Short exercise: Filter the records below for the word "include". Copy each line that holds it.

Records:

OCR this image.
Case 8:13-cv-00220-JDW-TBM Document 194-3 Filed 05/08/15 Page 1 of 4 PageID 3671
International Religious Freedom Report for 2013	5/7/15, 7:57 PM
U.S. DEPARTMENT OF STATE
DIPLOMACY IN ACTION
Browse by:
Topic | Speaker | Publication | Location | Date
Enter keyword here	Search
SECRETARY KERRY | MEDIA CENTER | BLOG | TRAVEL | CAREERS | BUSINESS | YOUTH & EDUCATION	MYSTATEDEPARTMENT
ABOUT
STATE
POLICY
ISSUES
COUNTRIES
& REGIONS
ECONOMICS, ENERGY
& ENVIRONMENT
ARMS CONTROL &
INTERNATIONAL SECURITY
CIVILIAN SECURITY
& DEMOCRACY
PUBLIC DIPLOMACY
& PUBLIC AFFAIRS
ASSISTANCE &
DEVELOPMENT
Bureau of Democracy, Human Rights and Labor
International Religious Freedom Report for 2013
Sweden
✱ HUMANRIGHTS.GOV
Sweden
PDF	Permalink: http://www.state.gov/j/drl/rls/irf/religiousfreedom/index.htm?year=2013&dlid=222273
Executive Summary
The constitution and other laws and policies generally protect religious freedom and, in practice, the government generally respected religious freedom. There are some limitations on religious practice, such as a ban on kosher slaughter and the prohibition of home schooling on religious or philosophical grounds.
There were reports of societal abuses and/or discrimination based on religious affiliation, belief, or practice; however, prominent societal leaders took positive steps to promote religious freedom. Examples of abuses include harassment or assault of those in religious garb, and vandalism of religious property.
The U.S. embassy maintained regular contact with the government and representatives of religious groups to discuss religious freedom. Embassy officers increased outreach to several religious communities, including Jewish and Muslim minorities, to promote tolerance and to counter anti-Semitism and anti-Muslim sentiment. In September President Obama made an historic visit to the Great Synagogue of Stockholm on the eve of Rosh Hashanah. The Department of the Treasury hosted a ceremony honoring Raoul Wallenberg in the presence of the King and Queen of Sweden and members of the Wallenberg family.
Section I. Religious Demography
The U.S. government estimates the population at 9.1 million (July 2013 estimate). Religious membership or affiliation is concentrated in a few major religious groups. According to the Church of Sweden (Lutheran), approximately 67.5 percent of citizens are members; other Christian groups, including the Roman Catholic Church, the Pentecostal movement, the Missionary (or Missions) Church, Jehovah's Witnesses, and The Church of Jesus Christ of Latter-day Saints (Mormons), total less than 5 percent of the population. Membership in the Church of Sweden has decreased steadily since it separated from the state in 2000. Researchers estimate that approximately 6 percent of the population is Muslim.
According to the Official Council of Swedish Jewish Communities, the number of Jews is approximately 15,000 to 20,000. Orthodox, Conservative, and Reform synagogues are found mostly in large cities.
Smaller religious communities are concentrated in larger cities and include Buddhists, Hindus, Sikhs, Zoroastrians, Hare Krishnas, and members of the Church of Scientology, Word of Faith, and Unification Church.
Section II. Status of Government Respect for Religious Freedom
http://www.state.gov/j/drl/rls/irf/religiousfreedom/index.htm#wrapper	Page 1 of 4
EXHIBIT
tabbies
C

Answer for this exercise:
There were reports of societal abuses and/or discrimination based on religious affiliation, belief, or practice; however, prominent societal leaders took positive steps to promote religious freedom. Examples of abuses include harassment or assault of those in religious garb, and vandalism of religious property.
Smaller religious communities are concentrated in larger cities and include Buddhists, Hindus, Sikhs, Zoroastrians, Hare Krishnas, and members of the Church of Scientology, Word of Faith, and Unification Church.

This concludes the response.